(Exercise):
Make an exact transcription of the material, leaving out all images.

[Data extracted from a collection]
****

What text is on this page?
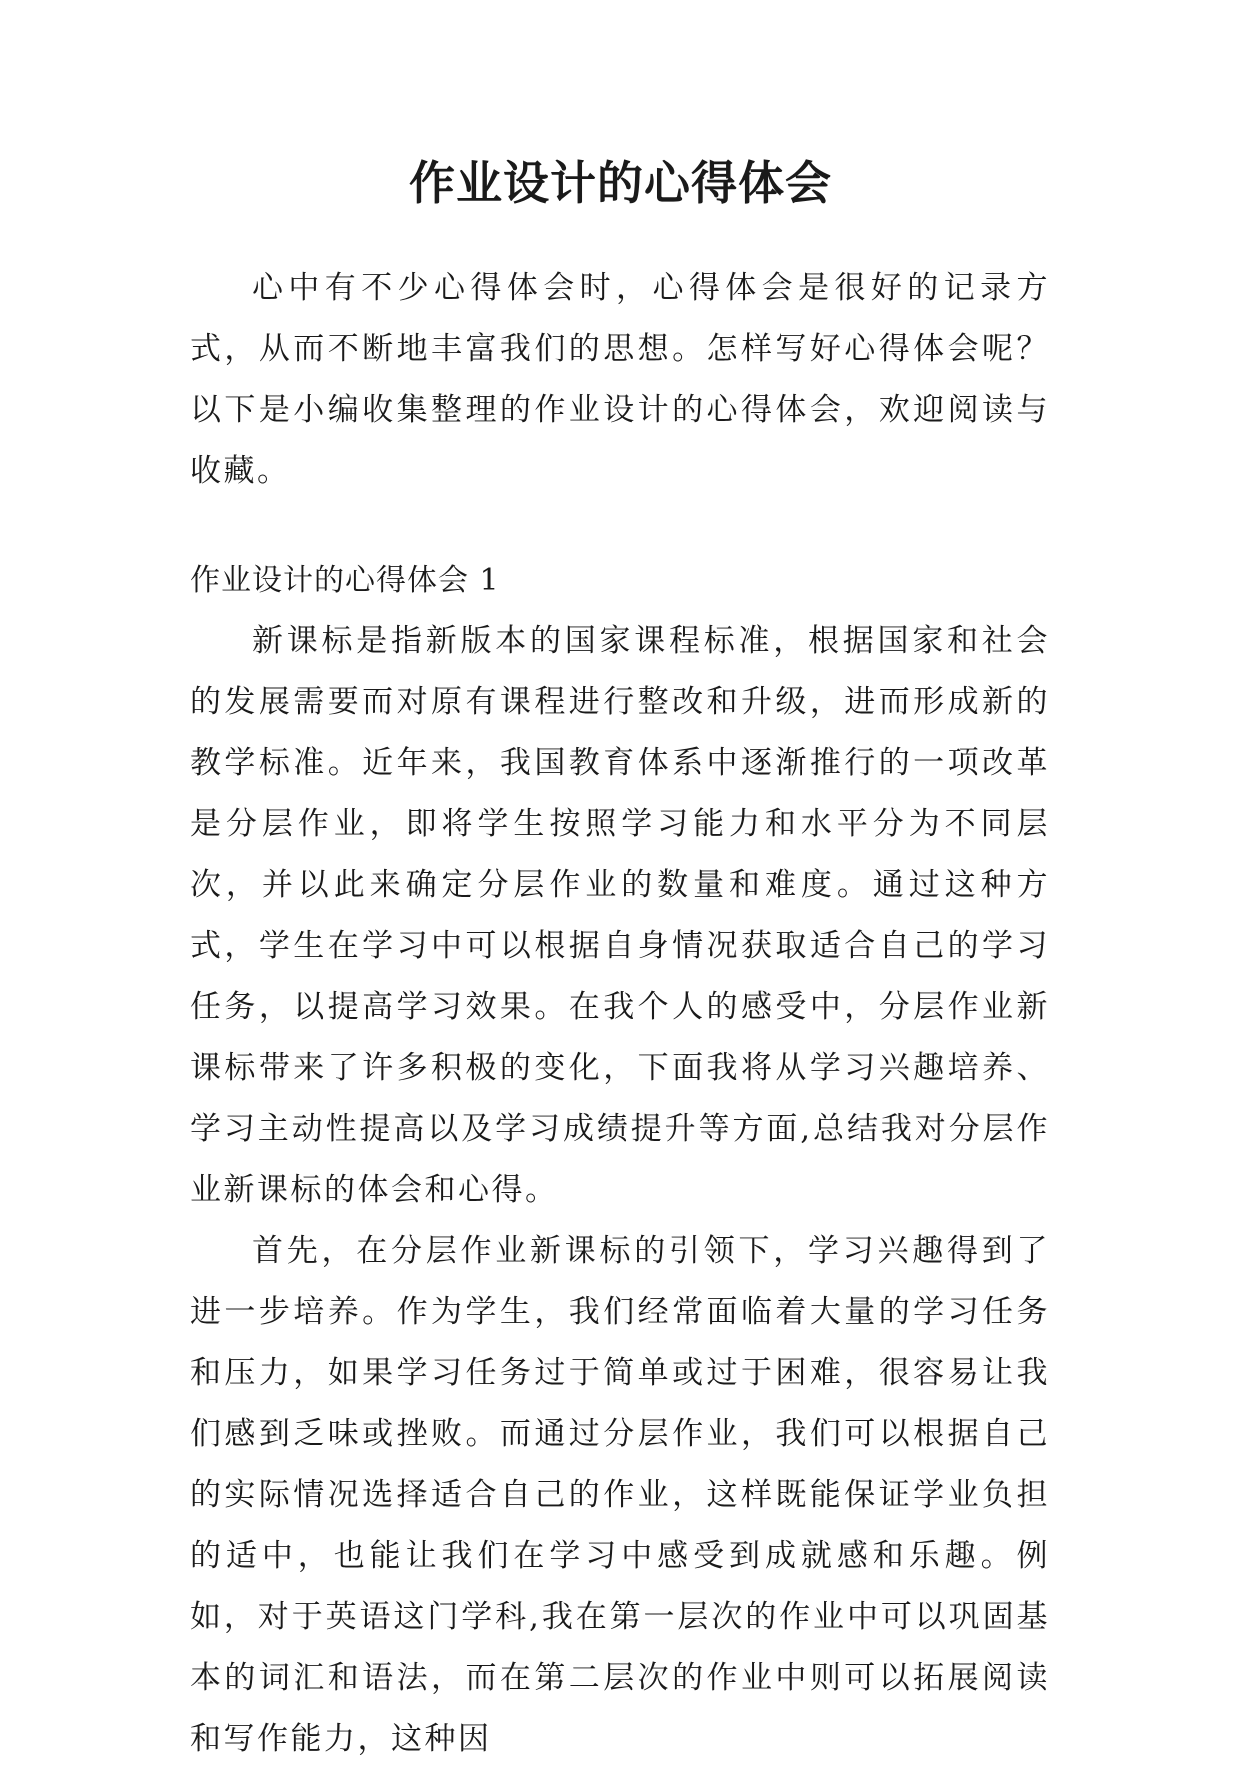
作业设计的心得体会

心中有不少心得体会时，心得体会是很好的记录方式，从而不断地丰富我们的思想。怎样写好心得体会呢？以下是小编收集整理的作业设计的心得体会，欢迎阅读与收藏。

作业设计的心得体会 1

新课标是指新版本的国家课程标准，根据国家和社会的发展需要而对原有课程进行整改和升级，进而形成新的教学标准。近年来，我国教育体系中逐渐推行的一项改革是分层作业，即将学生按照学习能力和水平分为不同层次，并以此来确定分层作业的数量和难度。通过这种方式，学生在学习中可以根据自身情况获取适合自己的学习任务，以提高学习效果。在我个人的感受中，分层作业新课标带来了许多积极的变化，下面我将从学习兴趣培养、学习主动性提高以及学习成绩提升等方面,总结我对分层作业新课标的体会和心得。

首先，在分层作业新课标的引领下，学习兴趣得到了进一步培养。作为学生，我们经常面临着大量的学习任务和压力，如果学习任务过于简单或过于困难，很容易让我们感到乏味或挫败。而通过分层作业，我们可以根据自己的实际情况选择适合自己的作业，这样既能保证学业负担的适中，也能让我们在学习中感受到成就感和乐趣。例如，对于英语这门学科,我在第一层次的作业中可以巩固基本的词汇和语法，而在第二层次的作业中则可以拓展阅读和写作能力，这种因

****

(Complete answer):
What text is on this page?
作业设计的心得体会

心中有不少心得体会时，心得体会是很好的记录方式，从而不断地丰富我们的思想。怎样写好心得体会呢？以下是小编收集整理的作业设计的心得体会，欢迎阅读与收藏。

作业设计的心得体会 1

新课标是指新版本的国家课程标准，根据国家和社会的发展需要而对原有课程进行整改和升级，进而形成新的教学标准。近年来，我国教育体系中逐渐推行的一项改革是分层作业，即将学生按照学习能力和水平分为不同层次，并以此来确定分层作业的数量和难度。通过这种方式，学生在学习中可以根据自身情况获取适合自己的学习任务，以提高学习效果。在我个人的感受中，分层作业新课标带来了许多积极的变化，下面我将从学习兴趣培养、学习主动性提高以及学习成绩提升等方面,总结我对分层作业新课标的体会和心得。

首先，在分层作业新课标的引领下，学习兴趣得到了进一步培养。作为学生，我们经常面临着大量的学习任务和压力，如果学习任务过于简单或过于困难，很容易让我们感到乏味或挫败。而通过分层作业，我们可以根据自己的实际情况选择适合自己的作业，这样既能保证学业负担的适中，也能让我们在学习中感受到成就感和乐趣。例如，对于英语这门学科,我在第一层次的作业中可以巩固基本的词汇和语法，而在第二层次的作业中则可以拓展阅读和写作能力，这种因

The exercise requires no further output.